▶ [Task objective] Set down all of the entries word for word, omitting the images they contain.

--- start ---

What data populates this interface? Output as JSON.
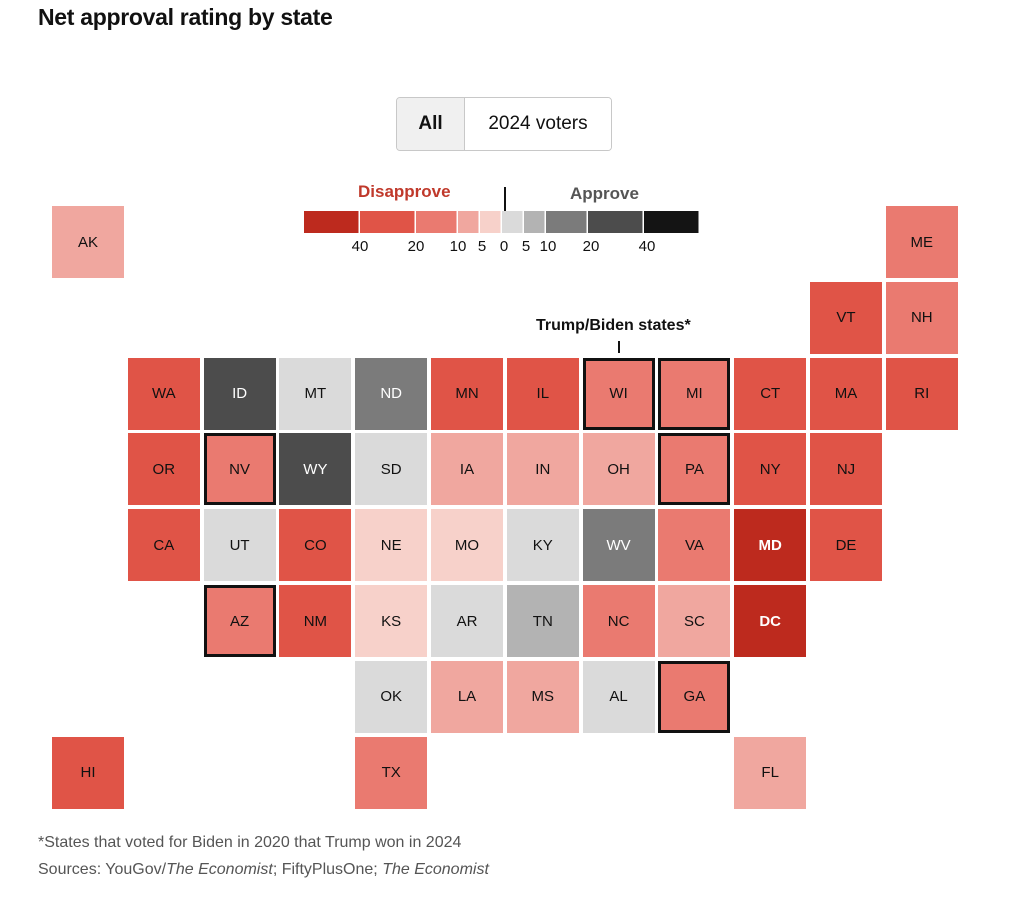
{
  "title": "Net approval rating by state",
  "toggle": {
    "options": [
      "All",
      "2024 voters"
    ],
    "selected": "All"
  },
  "annotation": "Trump/Biden states*",
  "footnote": "*States that voted for Biden in 2020 that Trump won in 2024",
  "sources": {
    "prefix": "Sources: YouGov/",
    "italic1": "The Economist",
    "middle": "; FiftyPlusOne; ",
    "italic2": "The Economist"
  },
  "legend": {
    "disapprove_label": "Disapprove",
    "approve_label": "Approve",
    "ticks": [
      "40",
      "20",
      "10",
      "5",
      "0",
      "5",
      "10",
      "20",
      "40"
    ],
    "colors": [
      "#bd2a1e",
      "#e05447",
      "#ea7a70",
      "#f0a79f",
      "#f7d1ca",
      "#dadada",
      "#b3b3b3",
      "#7b7b7b",
      "#4c4c4c",
      "#141414"
    ]
  },
  "chart_data": {
    "type": "heatmap",
    "title": "Net approval rating by state",
    "scale": "bins of net approval: <-40, -40 to -20, -20 to -10, -10 to -5, -5 to 0, 0 to 5, 5 to 10, 10 to 20, 20 to 40, >40",
    "states": [
      {
        "abbr": "AK",
        "col": 0,
        "row": 0,
        "bin": 3,
        "outlined": false
      },
      {
        "abbr": "ME",
        "col": 11,
        "row": 0,
        "bin": 2,
        "outlined": false
      },
      {
        "abbr": "VT",
        "col": 10,
        "row": 1,
        "bin": 1,
        "outlined": false
      },
      {
        "abbr": "NH",
        "col": 11,
        "row": 1,
        "bin": 2,
        "outlined": false
      },
      {
        "abbr": "WA",
        "col": 1,
        "row": 2,
        "bin": 1,
        "outlined": false
      },
      {
        "abbr": "ID",
        "col": 2,
        "row": 2,
        "bin": 8,
        "outlined": false
      },
      {
        "abbr": "MT",
        "col": 3,
        "row": 2,
        "bin": 5,
        "outlined": false
      },
      {
        "abbr": "ND",
        "col": 4,
        "row": 2,
        "bin": 7,
        "outlined": false
      },
      {
        "abbr": "MN",
        "col": 5,
        "row": 2,
        "bin": 1,
        "outlined": false
      },
      {
        "abbr": "IL",
        "col": 6,
        "row": 2,
        "bin": 1,
        "outlined": false
      },
      {
        "abbr": "WI",
        "col": 7,
        "row": 2,
        "bin": 2,
        "outlined": true
      },
      {
        "abbr": "MI",
        "col": 8,
        "row": 2,
        "bin": 2,
        "outlined": true
      },
      {
        "abbr": "CT",
        "col": 9,
        "row": 2,
        "bin": 1,
        "outlined": false
      },
      {
        "abbr": "MA",
        "col": 10,
        "row": 2,
        "bin": 1,
        "outlined": false
      },
      {
        "abbr": "RI",
        "col": 11,
        "row": 2,
        "bin": 1,
        "outlined": false
      },
      {
        "abbr": "OR",
        "col": 1,
        "row": 3,
        "bin": 1,
        "outlined": false
      },
      {
        "abbr": "NV",
        "col": 2,
        "row": 3,
        "bin": 2,
        "outlined": true
      },
      {
        "abbr": "WY",
        "col": 3,
        "row": 3,
        "bin": 8,
        "outlined": false
      },
      {
        "abbr": "SD",
        "col": 4,
        "row": 3,
        "bin": 5,
        "outlined": false
      },
      {
        "abbr": "IA",
        "col": 5,
        "row": 3,
        "bin": 3,
        "outlined": false
      },
      {
        "abbr": "IN",
        "col": 6,
        "row": 3,
        "bin": 3,
        "outlined": false
      },
      {
        "abbr": "OH",
        "col": 7,
        "row": 3,
        "bin": 3,
        "outlined": false
      },
      {
        "abbr": "PA",
        "col": 8,
        "row": 3,
        "bin": 2,
        "outlined": true
      },
      {
        "abbr": "NY",
        "col": 9,
        "row": 3,
        "bin": 1,
        "outlined": false
      },
      {
        "abbr": "NJ",
        "col": 10,
        "row": 3,
        "bin": 1,
        "outlined": false
      },
      {
        "abbr": "CA",
        "col": 1,
        "row": 4,
        "bin": 1,
        "outlined": false
      },
      {
        "abbr": "UT",
        "col": 2,
        "row": 4,
        "bin": 5,
        "outlined": false
      },
      {
        "abbr": "CO",
        "col": 3,
        "row": 4,
        "bin": 1,
        "outlined": false
      },
      {
        "abbr": "NE",
        "col": 4,
        "row": 4,
        "bin": 4,
        "outlined": false
      },
      {
        "abbr": "MO",
        "col": 5,
        "row": 4,
        "bin": 4,
        "outlined": false
      },
      {
        "abbr": "KY",
        "col": 6,
        "row": 4,
        "bin": 5,
        "outlined": false
      },
      {
        "abbr": "WV",
        "col": 7,
        "row": 4,
        "bin": 7,
        "outlined": false
      },
      {
        "abbr": "VA",
        "col": 8,
        "row": 4,
        "bin": 2,
        "outlined": false
      },
      {
        "abbr": "MD",
        "col": 9,
        "row": 4,
        "bin": 0,
        "outlined": false
      },
      {
        "abbr": "DE",
        "col": 10,
        "row": 4,
        "bin": 1,
        "outlined": false
      },
      {
        "abbr": "AZ",
        "col": 2,
        "row": 5,
        "bin": 2,
        "outlined": true
      },
      {
        "abbr": "NM",
        "col": 3,
        "row": 5,
        "bin": 1,
        "outlined": false
      },
      {
        "abbr": "KS",
        "col": 4,
        "row": 5,
        "bin": 4,
        "outlined": false
      },
      {
        "abbr": "AR",
        "col": 5,
        "row": 5,
        "bin": 5,
        "outlined": false
      },
      {
        "abbr": "TN",
        "col": 6,
        "row": 5,
        "bin": 6,
        "outlined": false
      },
      {
        "abbr": "NC",
        "col": 7,
        "row": 5,
        "bin": 2,
        "outlined": false
      },
      {
        "abbr": "SC",
        "col": 8,
        "row": 5,
        "bin": 3,
        "outlined": false
      },
      {
        "abbr": "DC",
        "col": 9,
        "row": 5,
        "bin": 0,
        "outlined": false
      },
      {
        "abbr": "OK",
        "col": 4,
        "row": 6,
        "bin": 5,
        "outlined": false
      },
      {
        "abbr": "LA",
        "col": 5,
        "row": 6,
        "bin": 3,
        "outlined": false
      },
      {
        "abbr": "MS",
        "col": 6,
        "row": 6,
        "bin": 3,
        "outlined": false
      },
      {
        "abbr": "AL",
        "col": 7,
        "row": 6,
        "bin": 5,
        "outlined": false
      },
      {
        "abbr": "GA",
        "col": 8,
        "row": 6,
        "bin": 2,
        "outlined": true
      },
      {
        "abbr": "HI",
        "col": 0,
        "row": 7,
        "bin": 1,
        "outlined": false
      },
      {
        "abbr": "TX",
        "col": 4,
        "row": 7,
        "bin": 2,
        "outlined": false
      },
      {
        "abbr": "FL",
        "col": 9,
        "row": 7,
        "bin": 3,
        "outlined": false
      }
    ]
  }
}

--- end ---

▶ [Reply]
What data populates this interface? Output as JSON.
{
  "title": "Net approval rating by state",
  "toggle": {
    "options": [
      "All",
      "2024 voters"
    ],
    "selected": "All"
  },
  "annotation": "Trump/Biden states*",
  "footnote": "*States that voted for Biden in 2020 that Trump won in 2024",
  "sources": {
    "prefix": "Sources: YouGov/",
    "italic1": "The Economist",
    "middle": "; FiftyPlusOne; ",
    "italic2": "The Economist"
  },
  "legend": {
    "disapprove_label": "Disapprove",
    "approve_label": "Approve",
    "ticks": [
      "40",
      "20",
      "10",
      "5",
      "0",
      "5",
      "10",
      "20",
      "40"
    ],
    "colors": [
      "#bd2a1e",
      "#e05447",
      "#ea7a70",
      "#f0a79f",
      "#f7d1ca",
      "#dadada",
      "#b3b3b3",
      "#7b7b7b",
      "#4c4c4c",
      "#141414"
    ]
  },
  "chart_data": {
    "type": "heatmap",
    "title": "Net approval rating by state",
    "scale": "bins of net approval: <-40, -40 to -20, -20 to -10, -10 to -5, -5 to 0, 0 to 5, 5 to 10, 10 to 20, 20 to 40, >40",
    "states": [
      {
        "abbr": "AK",
        "col": 0,
        "row": 0,
        "bin": 3,
        "outlined": false
      },
      {
        "abbr": "ME",
        "col": 11,
        "row": 0,
        "bin": 2,
        "outlined": false
      },
      {
        "abbr": "VT",
        "col": 10,
        "row": 1,
        "bin": 1,
        "outlined": false
      },
      {
        "abbr": "NH",
        "col": 11,
        "row": 1,
        "bin": 2,
        "outlined": false
      },
      {
        "abbr": "WA",
        "col": 1,
        "row": 2,
        "bin": 1,
        "outlined": false
      },
      {
        "abbr": "ID",
        "col": 2,
        "row": 2,
        "bin": 8,
        "outlined": false
      },
      {
        "abbr": "MT",
        "col": 3,
        "row": 2,
        "bin": 5,
        "outlined": false
      },
      {
        "abbr": "ND",
        "col": 4,
        "row": 2,
        "bin": 7,
        "outlined": false
      },
      {
        "abbr": "MN",
        "col": 5,
        "row": 2,
        "bin": 1,
        "outlined": false
      },
      {
        "abbr": "IL",
        "col": 6,
        "row": 2,
        "bin": 1,
        "outlined": false
      },
      {
        "abbr": "WI",
        "col": 7,
        "row": 2,
        "bin": 2,
        "outlined": true
      },
      {
        "abbr": "MI",
        "col": 8,
        "row": 2,
        "bin": 2,
        "outlined": true
      },
      {
        "abbr": "CT",
        "col": 9,
        "row": 2,
        "bin": 1,
        "outlined": false
      },
      {
        "abbr": "MA",
        "col": 10,
        "row": 2,
        "bin": 1,
        "outlined": false
      },
      {
        "abbr": "RI",
        "col": 11,
        "row": 2,
        "bin": 1,
        "outlined": false
      },
      {
        "abbr": "OR",
        "col": 1,
        "row": 3,
        "bin": 1,
        "outlined": false
      },
      {
        "abbr": "NV",
        "col": 2,
        "row": 3,
        "bin": 2,
        "outlined": true
      },
      {
        "abbr": "WY",
        "col": 3,
        "row": 3,
        "bin": 8,
        "outlined": false
      },
      {
        "abbr": "SD",
        "col": 4,
        "row": 3,
        "bin": 5,
        "outlined": false
      },
      {
        "abbr": "IA",
        "col": 5,
        "row": 3,
        "bin": 3,
        "outlined": false
      },
      {
        "abbr": "IN",
        "col": 6,
        "row": 3,
        "bin": 3,
        "outlined": false
      },
      {
        "abbr": "OH",
        "col": 7,
        "row": 3,
        "bin": 3,
        "outlined": false
      },
      {
        "abbr": "PA",
        "col": 8,
        "row": 3,
        "bin": 2,
        "outlined": true
      },
      {
        "abbr": "NY",
        "col": 9,
        "row": 3,
        "bin": 1,
        "outlined": false
      },
      {
        "abbr": "NJ",
        "col": 10,
        "row": 3,
        "bin": 1,
        "outlined": false
      },
      {
        "abbr": "CA",
        "col": 1,
        "row": 4,
        "bin": 1,
        "outlined": false
      },
      {
        "abbr": "UT",
        "col": 2,
        "row": 4,
        "bin": 5,
        "outlined": false
      },
      {
        "abbr": "CO",
        "col": 3,
        "row": 4,
        "bin": 1,
        "outlined": false
      },
      {
        "abbr": "NE",
        "col": 4,
        "row": 4,
        "bin": 4,
        "outlined": false
      },
      {
        "abbr": "MO",
        "col": 5,
        "row": 4,
        "bin": 4,
        "outlined": false
      },
      {
        "abbr": "KY",
        "col": 6,
        "row": 4,
        "bin": 5,
        "outlined": false
      },
      {
        "abbr": "WV",
        "col": 7,
        "row": 4,
        "bin": 7,
        "outlined": false
      },
      {
        "abbr": "VA",
        "col": 8,
        "row": 4,
        "bin": 2,
        "outlined": false
      },
      {
        "abbr": "MD",
        "col": 9,
        "row": 4,
        "bin": 0,
        "outlined": false
      },
      {
        "abbr": "DE",
        "col": 10,
        "row": 4,
        "bin": 1,
        "outlined": false
      },
      {
        "abbr": "AZ",
        "col": 2,
        "row": 5,
        "bin": 2,
        "outlined": true
      },
      {
        "abbr": "NM",
        "col": 3,
        "row": 5,
        "bin": 1,
        "outlined": false
      },
      {
        "abbr": "KS",
        "col": 4,
        "row": 5,
        "bin": 4,
        "outlined": false
      },
      {
        "abbr": "AR",
        "col": 5,
        "row": 5,
        "bin": 5,
        "outlined": false
      },
      {
        "abbr": "TN",
        "col": 6,
        "row": 5,
        "bin": 6,
        "outlined": false
      },
      {
        "abbr": "NC",
        "col": 7,
        "row": 5,
        "bin": 2,
        "outlined": false
      },
      {
        "abbr": "SC",
        "col": 8,
        "row": 5,
        "bin": 3,
        "outlined": false
      },
      {
        "abbr": "DC",
        "col": 9,
        "row": 5,
        "bin": 0,
        "outlined": false
      },
      {
        "abbr": "OK",
        "col": 4,
        "row": 6,
        "bin": 5,
        "outlined": false
      },
      {
        "abbr": "LA",
        "col": 5,
        "row": 6,
        "bin": 3,
        "outlined": false
      },
      {
        "abbr": "MS",
        "col": 6,
        "row": 6,
        "bin": 3,
        "outlined": false
      },
      {
        "abbr": "AL",
        "col": 7,
        "row": 6,
        "bin": 5,
        "outlined": false
      },
      {
        "abbr": "GA",
        "col": 8,
        "row": 6,
        "bin": 2,
        "outlined": true
      },
      {
        "abbr": "HI",
        "col": 0,
        "row": 7,
        "bin": 1,
        "outlined": false
      },
      {
        "abbr": "TX",
        "col": 4,
        "row": 7,
        "bin": 2,
        "outlined": false
      },
      {
        "abbr": "FL",
        "col": 9,
        "row": 7,
        "bin": 3,
        "outlined": false
      }
    ]
  }
}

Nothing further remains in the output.